(Stated problem) Go through the entries below and print each one exactly, leaving out pictures.

(Available data)

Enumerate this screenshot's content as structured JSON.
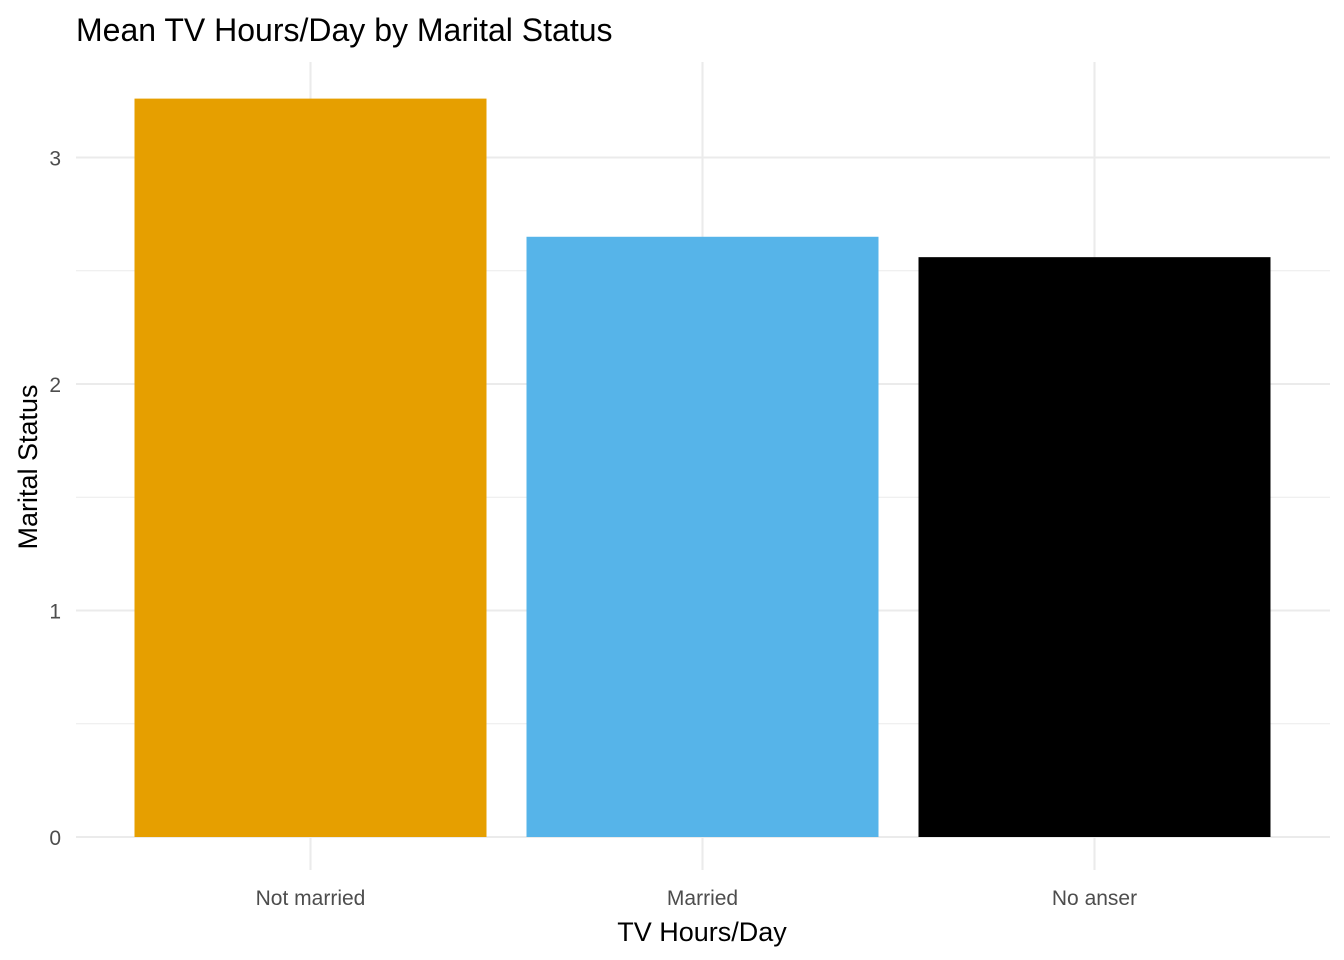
{
  "chart_data": {
    "type": "bar",
    "title": "Mean TV Hours/Day by Marital Status",
    "xlabel": "TV Hours/Day",
    "ylabel": "Marital Status",
    "categories": [
      "Not married",
      "Married",
      "No anser"
    ],
    "values": [
      3.26,
      2.65,
      2.56
    ],
    "colors": [
      "#E69F00",
      "#56B4E9",
      "#000000"
    ],
    "ylim": [
      0,
      3.3
    ],
    "yticks": [
      0,
      1,
      2,
      3
    ],
    "ytick_labels": [
      "0",
      "1",
      "2",
      "3"
    ],
    "grid": true,
    "legend": "none"
  }
}
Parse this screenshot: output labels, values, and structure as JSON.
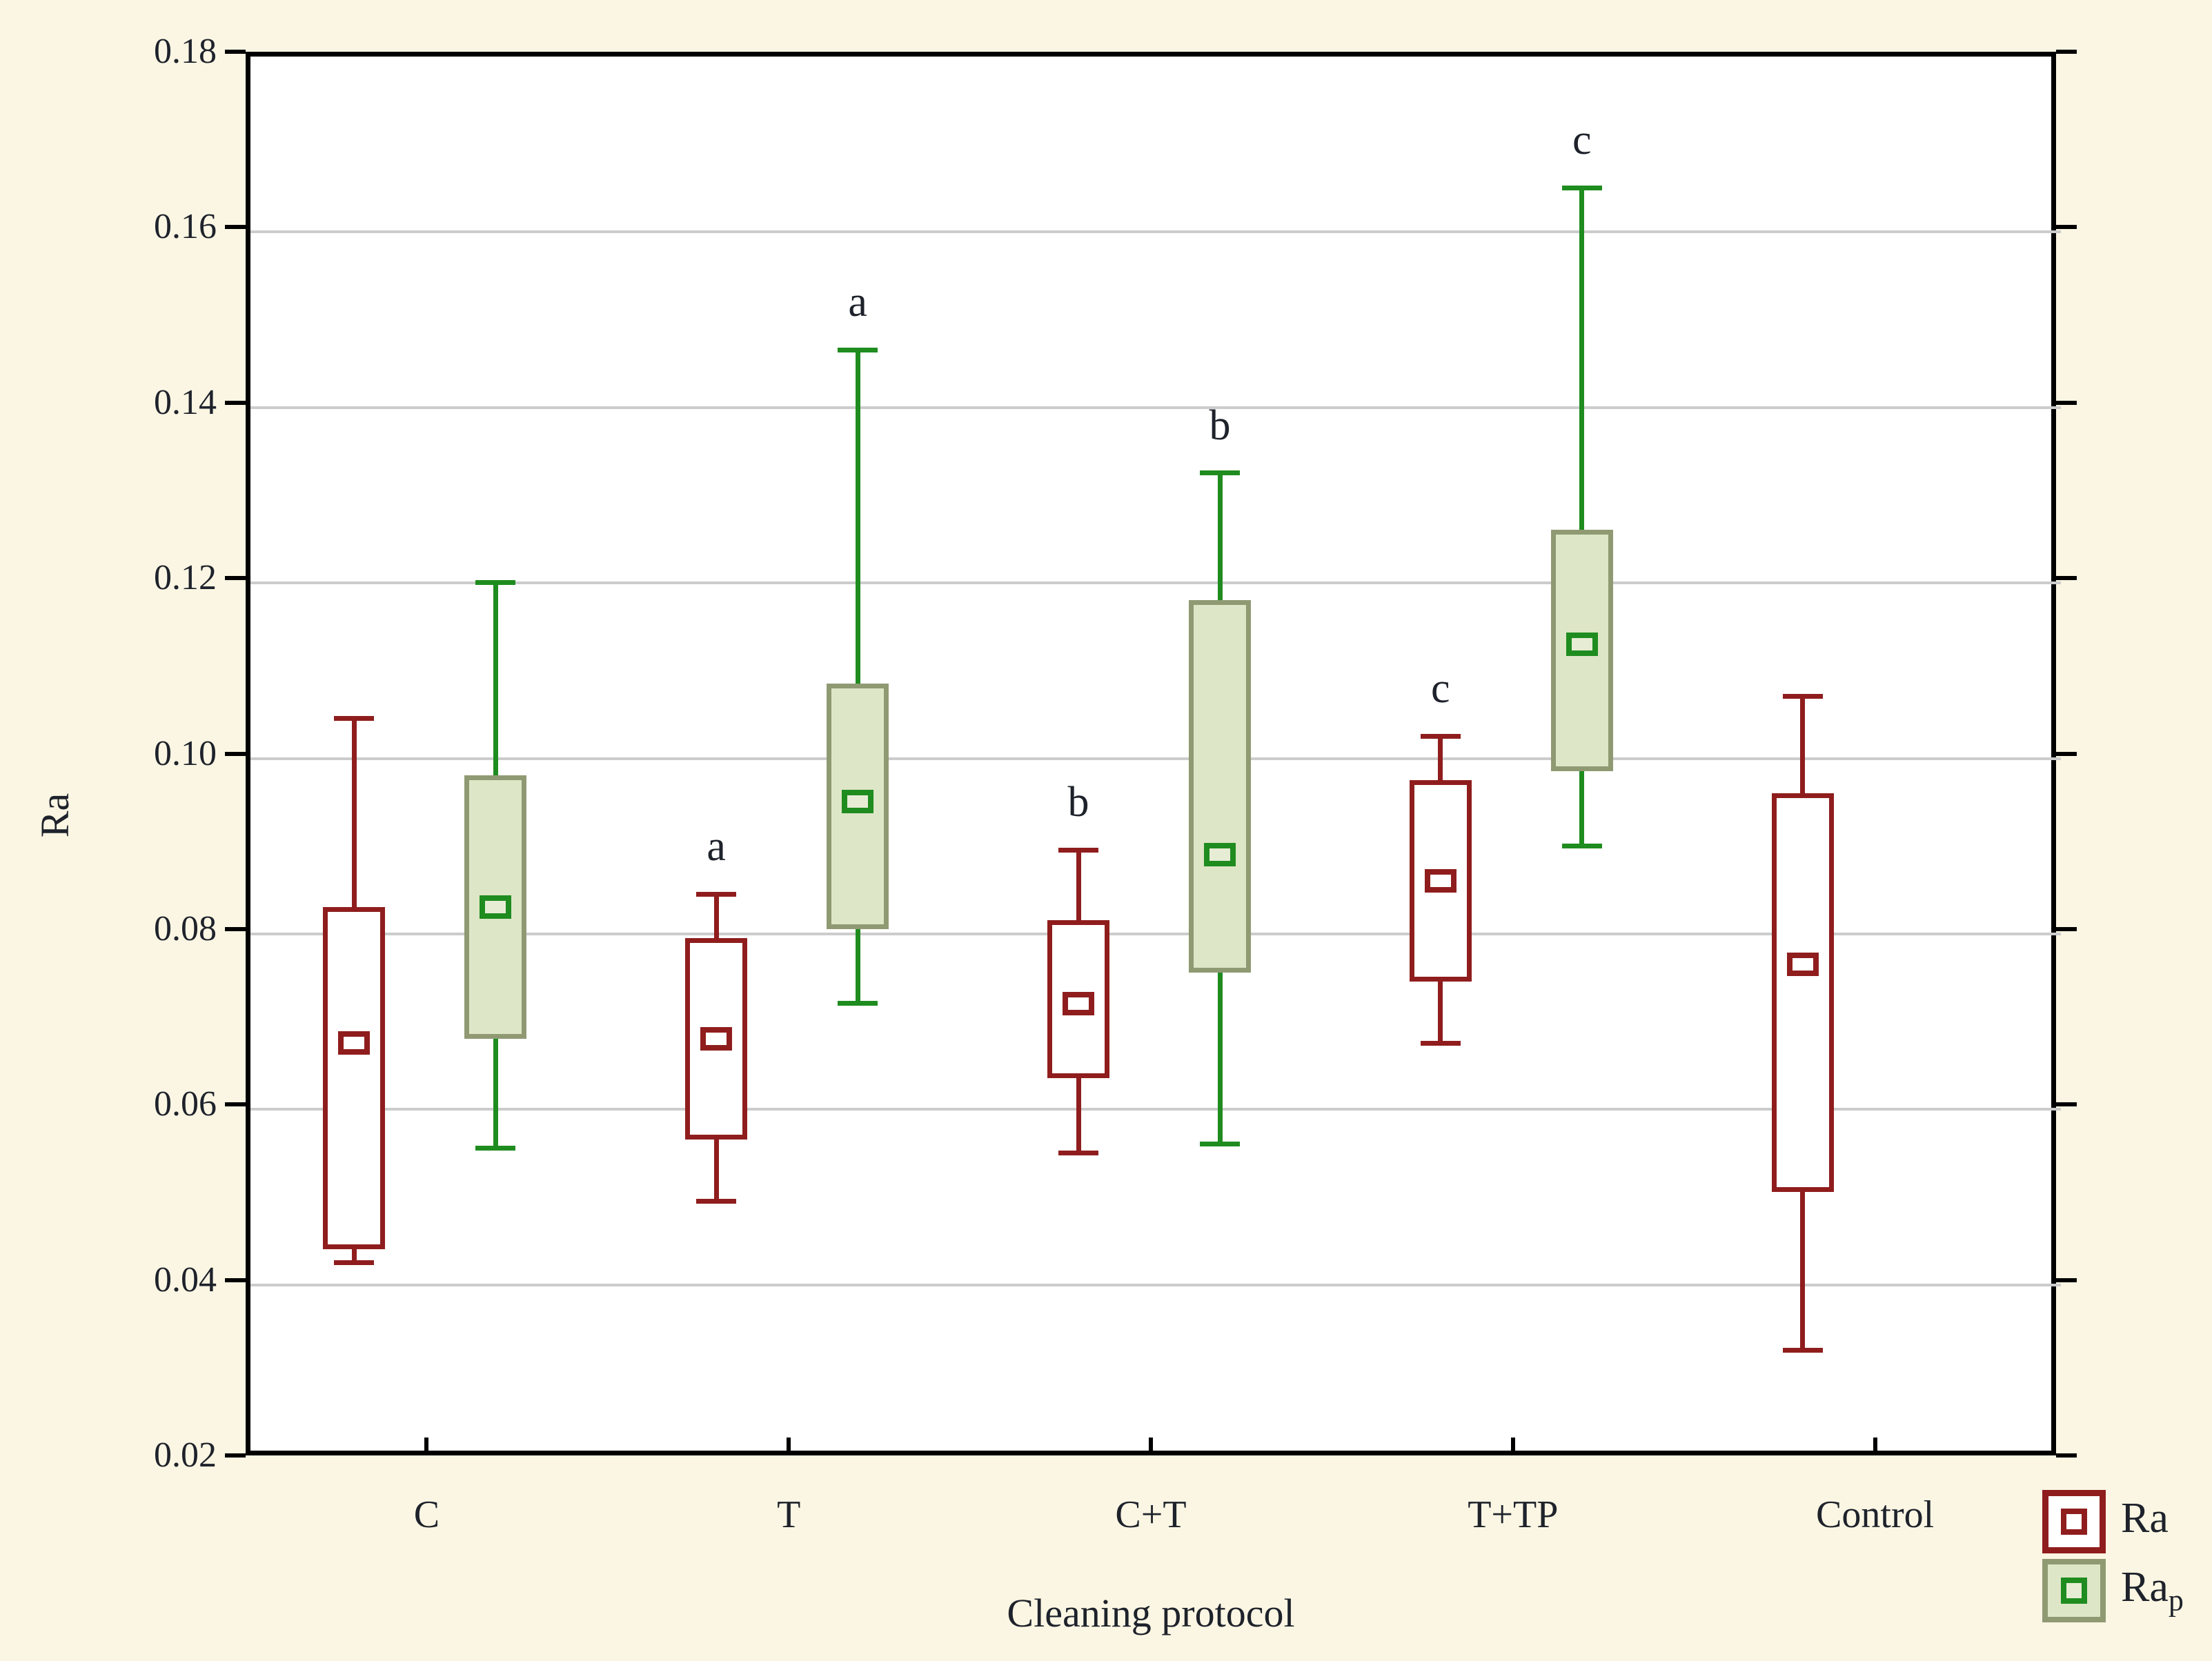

(Response to this task)
Enumerate this screenshot's content as structured JSON.
{
  "chart_data": {
    "type": "bar",
    "title": "Mean TV Hours/Day by Marital Status",
    "xlabel": "TV Hours/Day",
    "ylabel": "Marital Status",
    "categories": [
      "Not married",
      "Married",
      "No anser"
    ],
    "values": [
      3.26,
      2.65,
      2.56
    ],
    "colors": [
      "#E69F00",
      "#56B4E9",
      "#000000"
    ],
    "ylim": [
      0,
      3.3
    ],
    "yticks": [
      0,
      1,
      2,
      3
    ],
    "ytick_labels": [
      "0",
      "1",
      "2",
      "3"
    ],
    "grid": true,
    "legend": "none"
  }
}
Parse this screenshot: output labels, values, and structure as JSON.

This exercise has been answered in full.